## What this task involves
Look for "frac" in each line of the entries, and return the matching lines.
## Begin Records shown
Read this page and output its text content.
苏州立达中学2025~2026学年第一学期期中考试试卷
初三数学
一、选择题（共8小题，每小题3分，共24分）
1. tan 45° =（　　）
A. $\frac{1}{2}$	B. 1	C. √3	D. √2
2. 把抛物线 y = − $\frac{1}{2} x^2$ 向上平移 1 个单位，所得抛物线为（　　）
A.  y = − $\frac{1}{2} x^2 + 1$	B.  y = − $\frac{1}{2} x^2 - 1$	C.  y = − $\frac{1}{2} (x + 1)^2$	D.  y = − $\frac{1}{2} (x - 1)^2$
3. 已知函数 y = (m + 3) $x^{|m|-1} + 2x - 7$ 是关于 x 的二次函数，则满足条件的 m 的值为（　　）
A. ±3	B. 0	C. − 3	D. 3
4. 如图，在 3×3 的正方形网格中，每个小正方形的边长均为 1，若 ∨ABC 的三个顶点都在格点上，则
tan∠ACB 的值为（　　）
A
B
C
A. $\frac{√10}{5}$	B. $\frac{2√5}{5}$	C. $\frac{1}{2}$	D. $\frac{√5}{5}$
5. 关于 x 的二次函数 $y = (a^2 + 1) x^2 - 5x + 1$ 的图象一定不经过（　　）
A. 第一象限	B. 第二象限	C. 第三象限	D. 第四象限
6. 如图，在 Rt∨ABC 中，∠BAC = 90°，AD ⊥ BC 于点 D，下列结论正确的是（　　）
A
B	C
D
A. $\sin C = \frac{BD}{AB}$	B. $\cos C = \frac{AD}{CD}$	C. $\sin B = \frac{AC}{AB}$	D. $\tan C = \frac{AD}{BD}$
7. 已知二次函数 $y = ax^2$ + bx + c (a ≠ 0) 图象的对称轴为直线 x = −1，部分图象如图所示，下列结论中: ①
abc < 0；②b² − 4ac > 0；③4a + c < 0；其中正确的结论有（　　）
## End Records shown
## Exercise output
A. $\frac{1}{2}$	B. 1	C. √3	D. √2
2. 把抛物线 y = − $\frac{1}{2} x^2$ 向上平移 1 个单位，所得抛物线为（　　）
A.  y = − $\frac{1}{2} x^2 + 1$	B.  y = − $\frac{1}{2} x^2 - 1$	C.  y = − $\frac{1}{2} (x + 1)^2$	D.  y = − $\frac{1}{2} (x - 1)^2$
A. $\frac{√10}{5}$	B. $\frac{2√5}{5}$	C. $\frac{1}{2}$	D. $\frac{√5}{5}$
A. $\sin C = \frac{BD}{AB}$	B. $\cos C = \frac{AD}{CD}$	C. $\sin B = \frac{AC}{AB}$	D. $\tan C = \frac{AD}{BD}$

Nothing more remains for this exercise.